▶ _What is asked_
Quote the listing below in its entirety, omitting every image.

▶ _Record excerpts_
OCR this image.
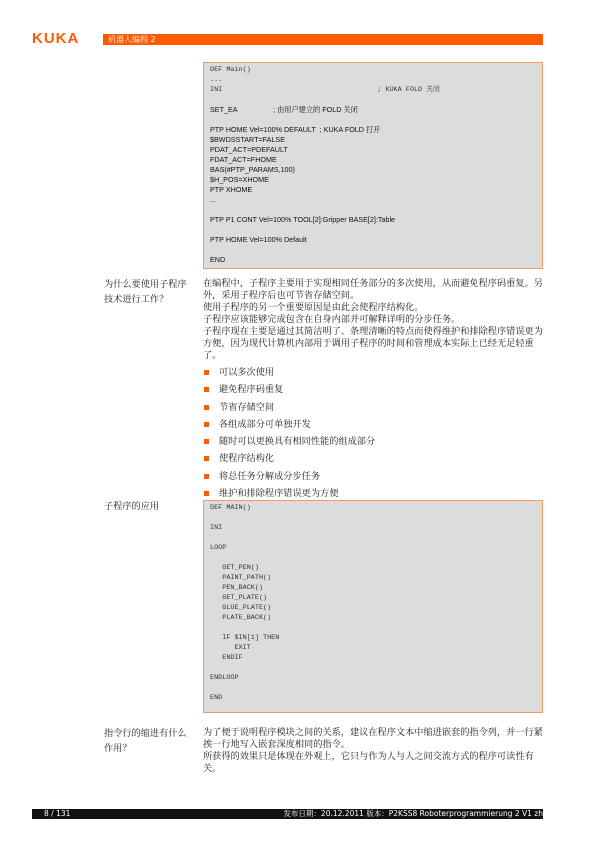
KUKA	机器人编程 2
DEF Main()
...
INI                                      ; KUKA FOLD 关闭
SET_EA                  ; 由用户建立的 FOLD 关闭
PTP HOME Vel=100% DEFAULT  ; KUKA FOLD 打开
$BWDSSTART=FALSE
PDAT_ACT=PDEFAULT
FDAT_ACT=FHOME
BAS(#PTP_PARAMS,100)
$H_POS=XHOME
PTP XHOME
...
PTP P1 CONT Vel=100% TOOL[2]:Gripper BASE[2]:Table
PTP HOME Vel=100% Default
END
为什么要使用子程序技术进行工作？

在编程中，子程序主要用于实现相同任务部分的多次使用，从而避免程序码重复。另外，采用子程序后也可节省存储空间。

使用子程序的另一个重要原因是由此会使程序结构化。

子程序应该能够完成包含在自身内部并可解释详明的分步任务。

子程序现在主要是通过其简洁明了、条理清晰的特点而使得维护和排除程序错误更为方便，因为现代计算机内部用于调用子程序的时间和管理成本实际上已经无足轻重了。

可以多次使用
避免程序码重复
节省存储空间
各组成部分可单独开发
随时可以更换具有相同性能的组成部分
使程序结构化
将总任务分解成分步任务
维护和排除程序错误更为方便
子程序的应用	DEF MAIN()
INI
LOOP
GET_PEN()
PAINT_PATH()
PEN_BACK()
GET_PLATE()
GLUE_PLATE()
PLATE_BACK()
IF $IN[1] THEN
EXIT
ENDIF
ENDLOOP
END
指令行的缩进有什么作用？

为了便于说明程序模块之间的关系，建议在程序文本中缩进嵌套的指令列，并一行紧挨一行地写入嵌套深度相同的指令。

所获得的效果只是体现在外观上，它只与作为人与人之间交流方式的程序可读性有关。

8 / 131	发布日期：20.12.2011 版本：P2KSS8 Roboterprogrammierung 2 V1 zh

▶ _Solution for this task_
OCR this image.
KUKA	机器人编程 2
DEF Main()
...
INI                                      ; KUKA FOLD 关闭
SET_EA                  ; 由用户建立的 FOLD 关闭
PTP HOME Vel=100% DEFAULT  ; KUKA FOLD 打开
$BWDSSTART=FALSE
PDAT_ACT=PDEFAULT
FDAT_ACT=FHOME
BAS(#PTP_PARAMS,100)
$H_POS=XHOME
PTP XHOME
...
PTP P1 CONT Vel=100% TOOL[2]:Gripper BASE[2]:Table
PTP HOME Vel=100% Default
END
为什么要使用子程序技术进行工作？

在编程中，子程序主要用于实现相同任务部分的多次使用，从而避免程序码重复。另外，采用子程序后也可节省存储空间。

使用子程序的另一个重要原因是由此会使程序结构化。

子程序应该能够完成包含在自身内部并可解释详明的分步任务。

子程序现在主要是通过其简洁明了、条理清晰的特点而使得维护和排除程序错误更为方便，因为现代计算机内部用于调用子程序的时间和管理成本实际上已经无足轻重了。

可以多次使用
避免程序码重复
节省存储空间
各组成部分可单独开发
随时可以更换具有相同性能的组成部分
使程序结构化
将总任务分解成分步任务
维护和排除程序错误更为方便
子程序的应用	DEF MAIN()
INI
LOOP
GET_PEN()
PAINT_PATH()
PEN_BACK()
GET_PLATE()
GLUE_PLATE()
PLATE_BACK()
IF $IN[1] THEN
EXIT
ENDIF
ENDLOOP
END
指令行的缩进有什么作用？

为了便于说明程序模块之间的关系，建议在程序文本中缩进嵌套的指令列，并一行紧挨一行地写入嵌套深度相同的指令。

所获得的效果只是体现在外观上，它只与作为人与人之间交流方式的程序可读性有关。

8 / 131	发布日期：20.12.2011 版本：P2KSS8 Roboterprogrammierung 2 V1 zh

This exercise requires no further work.